'''
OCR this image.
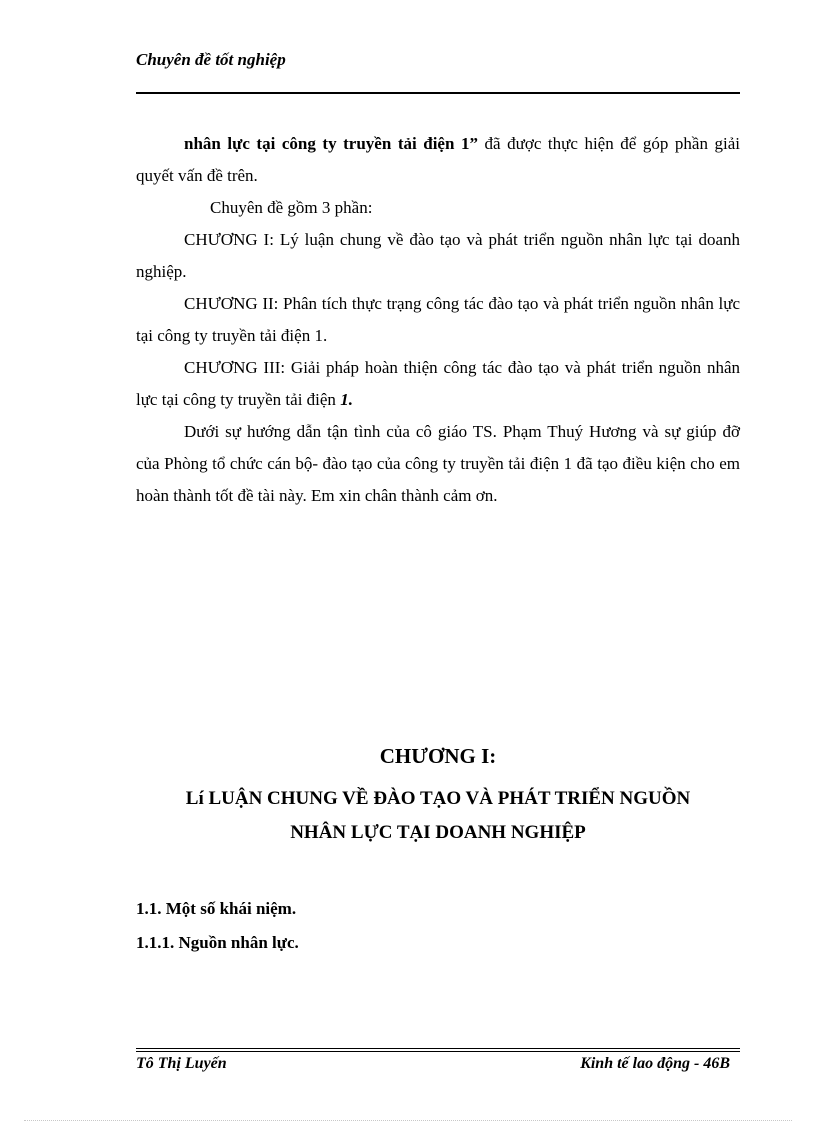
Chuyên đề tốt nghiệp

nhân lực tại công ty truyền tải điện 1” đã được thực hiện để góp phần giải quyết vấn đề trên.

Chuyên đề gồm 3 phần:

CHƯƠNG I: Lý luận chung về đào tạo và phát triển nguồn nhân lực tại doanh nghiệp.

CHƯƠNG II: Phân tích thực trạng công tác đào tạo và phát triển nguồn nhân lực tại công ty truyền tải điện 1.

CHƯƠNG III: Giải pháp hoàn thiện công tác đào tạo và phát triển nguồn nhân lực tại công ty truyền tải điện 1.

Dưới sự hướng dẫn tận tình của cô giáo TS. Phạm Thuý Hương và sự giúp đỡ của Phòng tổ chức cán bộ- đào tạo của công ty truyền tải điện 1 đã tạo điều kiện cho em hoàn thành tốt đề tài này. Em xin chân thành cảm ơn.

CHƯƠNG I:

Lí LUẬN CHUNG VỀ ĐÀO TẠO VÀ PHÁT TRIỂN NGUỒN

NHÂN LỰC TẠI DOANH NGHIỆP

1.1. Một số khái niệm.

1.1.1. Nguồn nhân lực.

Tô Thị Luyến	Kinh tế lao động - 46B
'''
▶ [Problem statement] In your copy, leave out the pictures and reproduce the material above exactly.

▶ [Answer to the problem]
OCR this image.
Chuyên đề tốt nghiệp

nhân lực tại công ty truyền tải điện 1” đã được thực hiện để góp phần giải quyết vấn đề trên.

Chuyên đề gồm 3 phần:

CHƯƠNG I: Lý luận chung về đào tạo và phát triển nguồn nhân lực tại doanh nghiệp.

CHƯƠNG II: Phân tích thực trạng công tác đào tạo và phát triển nguồn nhân lực tại công ty truyền tải điện 1.

CHƯƠNG III: Giải pháp hoàn thiện công tác đào tạo và phát triển nguồn nhân lực tại công ty truyền tải điện 1.

Dưới sự hướng dẫn tận tình của cô giáo TS. Phạm Thuý Hương và sự giúp đỡ của Phòng tổ chức cán bộ- đào tạo của công ty truyền tải điện 1 đã tạo điều kiện cho em hoàn thành tốt đề tài này. Em xin chân thành cảm ơn.

CHƯƠNG I:

Lí LUẬN CHUNG VỀ ĐÀO TẠO VÀ PHÁT TRIỂN NGUỒN

NHÂN LỰC TẠI DOANH NGHIỆP

1.1. Một số khái niệm.

1.1.1. Nguồn nhân lực.

Tô Thị Luyến	Kinh tế lao động - 46B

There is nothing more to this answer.